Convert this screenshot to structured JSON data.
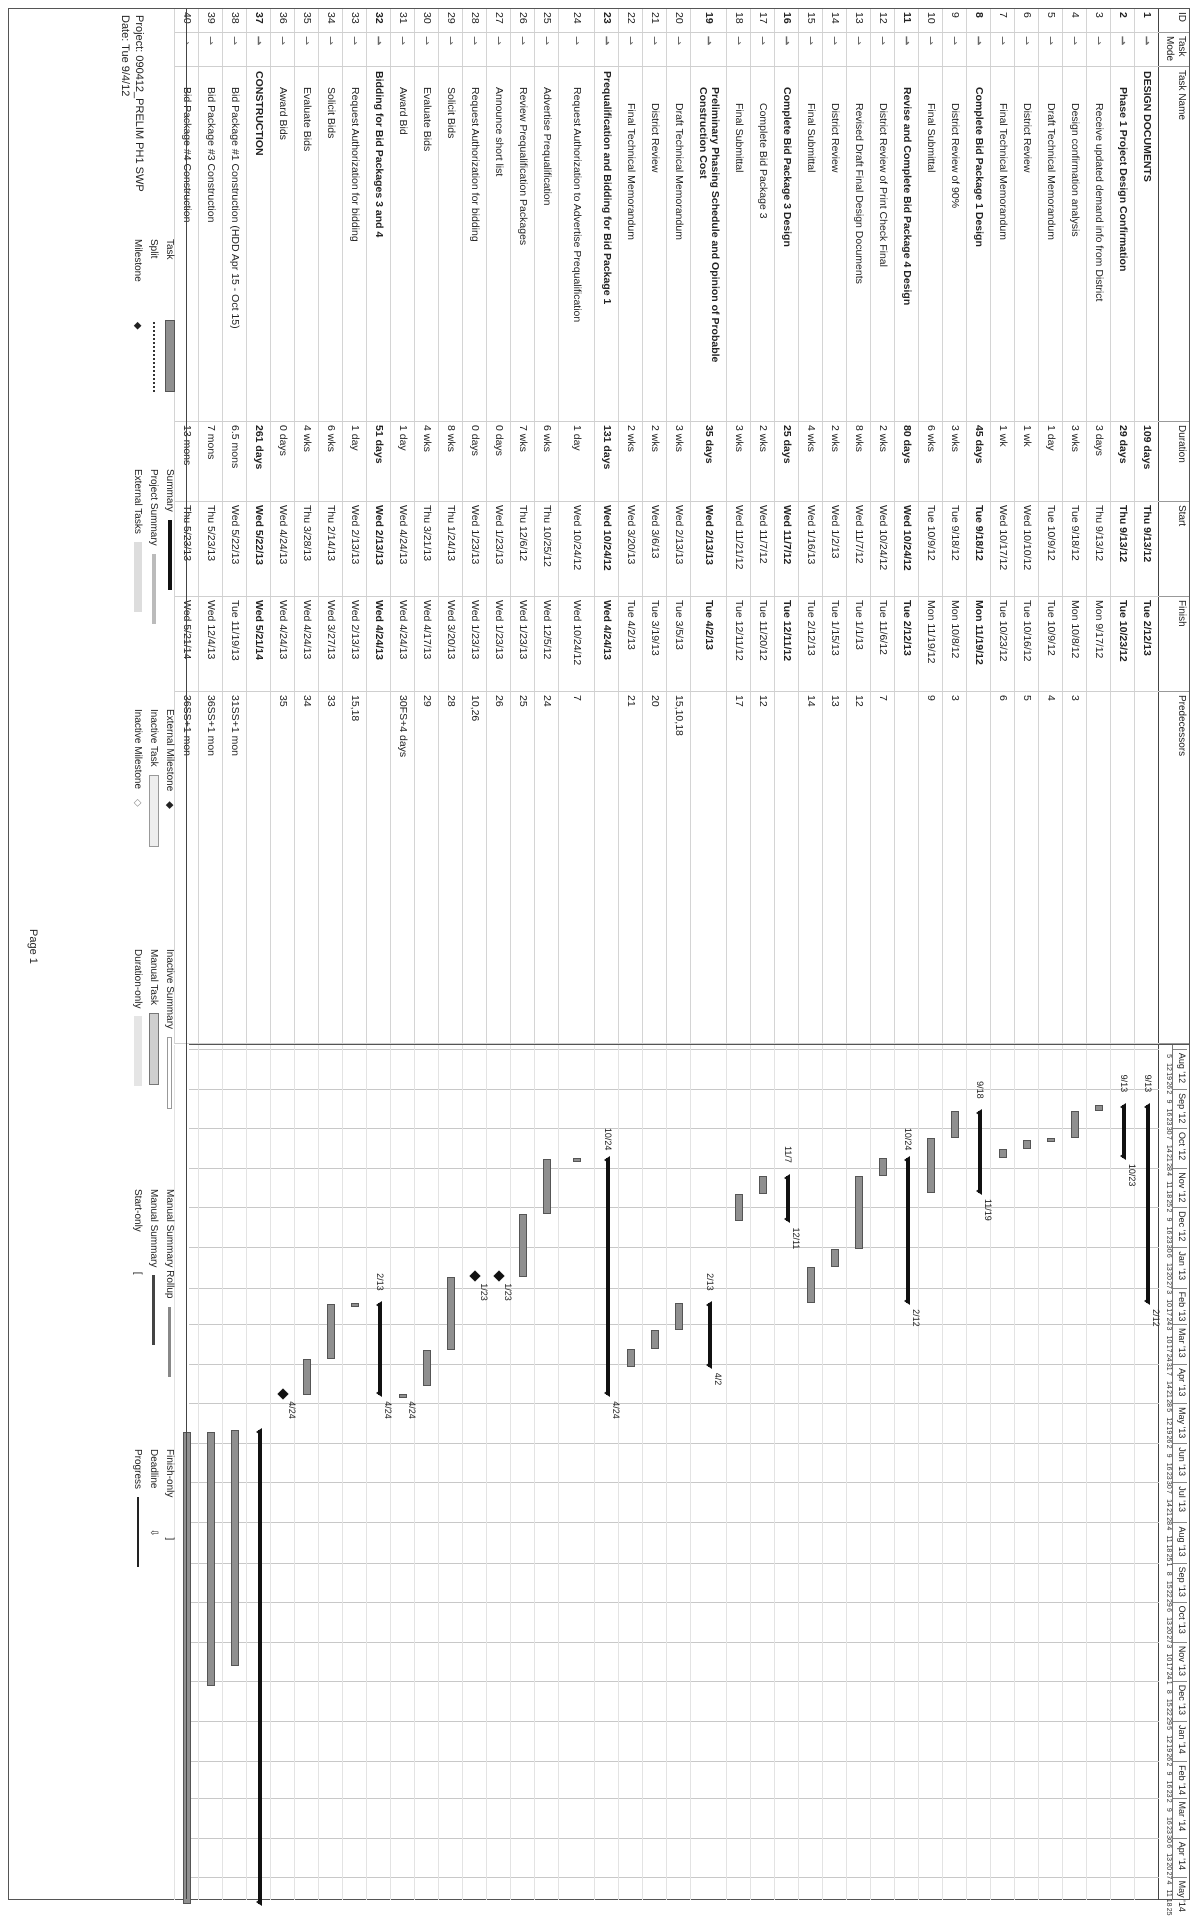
{
  "columns": {
    "id": "ID",
    "mode": "Task Mode",
    "name": "Task Name",
    "duration": "Duration",
    "start": "Start",
    "finish": "Finish",
    "pred": "Predecessors"
  },
  "timeline": {
    "months": [
      "Aug '12",
      "Sep '12",
      "Oct '12",
      "Nov '12",
      "Dec '12",
      "Jan '13",
      "Feb '13",
      "Mar '13",
      "Apr '13",
      "May '13",
      "Jun '13",
      "Jul '13",
      "Aug '13",
      "Sep '13",
      "Oct '13",
      "Nov '13",
      "Dec '13",
      "Jan '14",
      "Feb '14",
      "Mar '14",
      "Apr '14",
      "May '14"
    ],
    "days": [
      "5",
      "12",
      "19",
      "26",
      "2",
      "9",
      "16",
      "23",
      "30",
      "7",
      "14",
      "21",
      "28",
      "4",
      "11",
      "18",
      "25",
      "2",
      "9",
      "16",
      "23",
      "30",
      "6",
      "13",
      "20",
      "27",
      "3",
      "10",
      "17",
      "24",
      "3",
      "10",
      "17",
      "24",
      "31",
      "7",
      "14",
      "21",
      "28",
      "5",
      "12",
      "19",
      "26",
      "2",
      "9",
      "16",
      "23",
      "30",
      "7",
      "14",
      "21",
      "28",
      "4",
      "11",
      "18",
      "25",
      "1",
      "8",
      "15",
      "22",
      "29",
      "6",
      "13",
      "20",
      "27",
      "3",
      "10",
      "17",
      "24",
      "1",
      "8",
      "15",
      "22",
      "29",
      "5",
      "12",
      "19",
      "26",
      "2",
      "9",
      "16",
      "23",
      "2",
      "9",
      "16",
      "23",
      "30",
      "6",
      "13",
      "20",
      "27",
      "4",
      "11",
      "18",
      "25"
    ]
  },
  "tasks": [
    {
      "id": "1",
      "name": "DESIGN DOCUMENTS",
      "duration": "109 days",
      "start": "Thu 9/13/12",
      "finish": "Tue 2/12/13",
      "pred": "",
      "summary": true,
      "indent": 0
    },
    {
      "id": "2",
      "name": "Phase 1 Project Design Confirmation",
      "duration": "29 days",
      "start": "Thu 9/13/12",
      "finish": "Tue 10/23/12",
      "pred": "",
      "summary": true,
      "indent": 1
    },
    {
      "id": "3",
      "name": "Receive updated demand info from District",
      "duration": "3 days",
      "start": "Thu 9/13/12",
      "finish": "Mon 9/17/12",
      "pred": "",
      "summary": false,
      "indent": 2
    },
    {
      "id": "4",
      "name": "Design confirmation analysis",
      "duration": "3 wks",
      "start": "Tue 9/18/12",
      "finish": "Mon 10/8/12",
      "pred": "3",
      "summary": false,
      "indent": 2
    },
    {
      "id": "5",
      "name": "Draft Technical Memorandum",
      "duration": "1 day",
      "start": "Tue 10/9/12",
      "finish": "Tue 10/9/12",
      "pred": "4",
      "summary": false,
      "indent": 2
    },
    {
      "id": "6",
      "name": "District Review",
      "duration": "1 wk",
      "start": "Wed 10/10/12",
      "finish": "Tue 10/16/12",
      "pred": "5",
      "summary": false,
      "indent": 2
    },
    {
      "id": "7",
      "name": "Final Technical Memorandum",
      "duration": "1 wk",
      "start": "Wed 10/17/12",
      "finish": "Tue 10/23/12",
      "pred": "6",
      "summary": false,
      "indent": 2
    },
    {
      "id": "8",
      "name": "Complete Bid Package 1 Design",
      "duration": "45 days",
      "start": "Tue 9/18/12",
      "finish": "Mon 11/19/12",
      "pred": "",
      "summary": true,
      "indent": 1
    },
    {
      "id": "9",
      "name": "District Review of 90%",
      "duration": "3 wks",
      "start": "Tue 9/18/12",
      "finish": "Mon 10/8/12",
      "pred": "3",
      "summary": false,
      "indent": 2
    },
    {
      "id": "10",
      "name": "Final Submittal",
      "duration": "6 wks",
      "start": "Tue 10/9/12",
      "finish": "Mon 11/19/12",
      "pred": "9",
      "summary": false,
      "indent": 2
    },
    {
      "id": "11",
      "name": "Revise and Complete Bid Package 4 Design",
      "duration": "80 days",
      "start": "Wed 10/24/12",
      "finish": "Tue 2/12/13",
      "pred": "",
      "summary": true,
      "indent": 1
    },
    {
      "id": "12",
      "name": "District Review of Print Check Final",
      "duration": "2 wks",
      "start": "Wed 10/24/12",
      "finish": "Tue 11/6/12",
      "pred": "7",
      "summary": false,
      "indent": 2
    },
    {
      "id": "13",
      "name": "Revised Draft Final Design Documents",
      "duration": "8 wks",
      "start": "Wed 11/7/12",
      "finish": "Tue 1/1/13",
      "pred": "12",
      "summary": false,
      "indent": 2
    },
    {
      "id": "14",
      "name": "District Review",
      "duration": "2 wks",
      "start": "Wed 1/2/13",
      "finish": "Tue 1/15/13",
      "pred": "13",
      "summary": false,
      "indent": 2
    },
    {
      "id": "15",
      "name": "Final Submittal",
      "duration": "4 wks",
      "start": "Wed 1/16/13",
      "finish": "Tue 2/12/13",
      "pred": "14",
      "summary": false,
      "indent": 2
    },
    {
      "id": "16",
      "name": "Complete Bid Package 3 Design",
      "duration": "25 days",
      "start": "Wed 11/7/12",
      "finish": "Tue 12/11/12",
      "pred": "",
      "summary": true,
      "indent": 1
    },
    {
      "id": "17",
      "name": "Complete Bid Package 3",
      "duration": "2 wks",
      "start": "Wed 11/7/12",
      "finish": "Tue 11/20/12",
      "pred": "12",
      "summary": false,
      "indent": 2
    },
    {
      "id": "18",
      "name": "Final Submittal",
      "duration": "3 wks",
      "start": "Wed 11/21/12",
      "finish": "Tue 12/11/12",
      "pred": "17",
      "summary": false,
      "indent": 2
    },
    {
      "id": "19",
      "name": "Preliminary Phasing Schedule and Opinion of Probable Construction Cost",
      "duration": "35 days",
      "start": "Wed 2/13/13",
      "finish": "Tue 4/2/13",
      "pred": "",
      "summary": true,
      "indent": 1
    },
    {
      "id": "20",
      "name": "Draft Technical Memorandum",
      "duration": "3 wks",
      "start": "Wed 2/13/13",
      "finish": "Tue 3/5/13",
      "pred": "15,10,18",
      "summary": false,
      "indent": 2
    },
    {
      "id": "21",
      "name": "District Review",
      "duration": "2 wks",
      "start": "Wed 3/6/13",
      "finish": "Tue 3/19/13",
      "pred": "20",
      "summary": false,
      "indent": 2
    },
    {
      "id": "22",
      "name": "Final Technical Memorandum",
      "duration": "2 wks",
      "start": "Wed 3/20/13",
      "finish": "Tue 4/2/13",
      "pred": "21",
      "summary": false,
      "indent": 2
    },
    {
      "id": "23",
      "name": "Prequalification and Bidding for Bid Package 1",
      "duration": "131 days",
      "start": "Wed 10/24/12",
      "finish": "Wed 4/24/13",
      "pred": "",
      "summary": true,
      "indent": 0
    },
    {
      "id": "24",
      "name": "Request Authorization to Advertise Prequalification",
      "duration": "1 day",
      "start": "Wed 10/24/12",
      "finish": "Wed 10/24/12",
      "pred": "7",
      "summary": false,
      "indent": 1
    },
    {
      "id": "25",
      "name": "Advertise Prequalification",
      "duration": "6 wks",
      "start": "Thu 10/25/12",
      "finish": "Wed 12/5/12",
      "pred": "24",
      "summary": false,
      "indent": 1
    },
    {
      "id": "26",
      "name": "Review Prequalification Packages",
      "duration": "7 wks",
      "start": "Thu 12/6/12",
      "finish": "Wed 1/23/13",
      "pred": "25",
      "summary": false,
      "indent": 1
    },
    {
      "id": "27",
      "name": "Announce short list",
      "duration": "0 days",
      "start": "Wed 1/23/13",
      "finish": "Wed 1/23/13",
      "pred": "26",
      "summary": false,
      "indent": 1
    },
    {
      "id": "28",
      "name": "Request Authorization for bidding",
      "duration": "0 days",
      "start": "Wed 1/23/13",
      "finish": "Wed 1/23/13",
      "pred": "10,26",
      "summary": false,
      "indent": 1
    },
    {
      "id": "29",
      "name": "Solicit Bids",
      "duration": "8 wks",
      "start": "Thu 1/24/13",
      "finish": "Wed 3/20/13",
      "pred": "28",
      "summary": false,
      "indent": 1
    },
    {
      "id": "30",
      "name": "Evaluate Bids",
      "duration": "4 wks",
      "start": "Thu 3/21/13",
      "finish": "Wed 4/17/13",
      "pred": "29",
      "summary": false,
      "indent": 1
    },
    {
      "id": "31",
      "name": "Award Bid",
      "duration": "1 day",
      "start": "Wed 4/24/13",
      "finish": "Wed 4/24/13",
      "pred": "30FS+4 days",
      "summary": false,
      "indent": 1
    },
    {
      "id": "32",
      "name": "Bidding for Bid Packages 3 and  4",
      "duration": "51 days",
      "start": "Wed 2/13/13",
      "finish": "Wed 4/24/13",
      "pred": "",
      "summary": true,
      "indent": 0
    },
    {
      "id": "33",
      "name": "Request Authorization for bidding",
      "duration": "1 day",
      "start": "Wed 2/13/13",
      "finish": "Wed 2/13/13",
      "pred": "15,18",
      "summary": false,
      "indent": 1
    },
    {
      "id": "34",
      "name": "Solicit Bids",
      "duration": "6 wks",
      "start": "Thu 2/14/13",
      "finish": "Wed 3/27/13",
      "pred": "33",
      "summary": false,
      "indent": 1
    },
    {
      "id": "35",
      "name": "Evaluate Bids",
      "duration": "4 wks",
      "start": "Thu 3/28/13",
      "finish": "Wed 4/24/13",
      "pred": "34",
      "summary": false,
      "indent": 1
    },
    {
      "id": "36",
      "name": "Award Bids",
      "duration": "0 days",
      "start": "Wed 4/24/13",
      "finish": "Wed 4/24/13",
      "pred": "35",
      "summary": false,
      "indent": 1
    },
    {
      "id": "37",
      "name": "CONSTRUCTION",
      "duration": "261 days",
      "start": "Wed 5/22/13",
      "finish": "Wed 5/21/14",
      "pred": "",
      "summary": true,
      "indent": 0
    },
    {
      "id": "38",
      "name": "Bid Package #1 Construction (HDD Apr 15 - Oct 15)",
      "duration": "6.5 mons",
      "start": "Wed 5/22/13",
      "finish": "Tue 11/19/13",
      "pred": "31SS+1 mon",
      "summary": false,
      "indent": 1
    },
    {
      "id": "39",
      "name": "Bid Package #3 Construction",
      "duration": "7 mons",
      "start": "Thu 5/23/13",
      "finish": "Wed 12/4/13",
      "pred": "36SS+1 mon",
      "summary": false,
      "indent": 1
    },
    {
      "id": "40",
      "name": "Bid Package #4 Construction",
      "duration": "13 mons",
      "start": "Thu 5/23/13",
      "finish": "Wed 5/21/14",
      "pred": "36SS+1 mon",
      "summary": false,
      "indent": 1
    }
  ],
  "bar_labels": [
    {
      "row": "1",
      "start": "9/13",
      "end": "2/12"
    },
    {
      "row": "2",
      "start": "9/13",
      "end": "10/23"
    },
    {
      "row": "8",
      "start": "9/18",
      "end": "11/19"
    },
    {
      "row": "11",
      "start": "10/24",
      "end": "2/12"
    },
    {
      "row": "16",
      "start": "11/7",
      "end": "12/11"
    },
    {
      "row": "19",
      "start": "2/13",
      "end": "4/2"
    },
    {
      "row": "23",
      "start": "10/24",
      "end": "4/24"
    },
    {
      "row": "27",
      "start": "",
      "end": "1/23"
    },
    {
      "row": "28",
      "start": "",
      "end": "1/23"
    },
    {
      "row": "31",
      "start": "",
      "end": "4/24"
    },
    {
      "row": "32",
      "start": "2/13",
      "end": "4/24"
    },
    {
      "row": "36",
      "start": "",
      "end": "4/24"
    }
  ],
  "legend": {
    "project": "Project: 090412_PRELIM PH1 SWP",
    "date": "Date: Tue 9/4/12",
    "col1": [
      "Task",
      "Split",
      "Milestone"
    ],
    "col2": [
      "Summary",
      "Project Summary",
      "External Tasks"
    ],
    "col3": [
      "External Milestone",
      "Inactive Task",
      "Inactive Milestone"
    ],
    "col4": [
      "Inactive Summary",
      "Manual Task",
      "Duration-only"
    ],
    "col5": [
      "Manual Summary Rollup",
      "Manual Summary",
      "Start-only"
    ],
    "col6": [
      "Finish-only",
      "Deadline",
      "Progress"
    ],
    "page": "Page 1"
  }
}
———
Work to do =>
Where a line above contains the word "Milestone", copy that line.

Expected output =>
      "Milestone"
      "External Milestone",
      "Inactive Milestone"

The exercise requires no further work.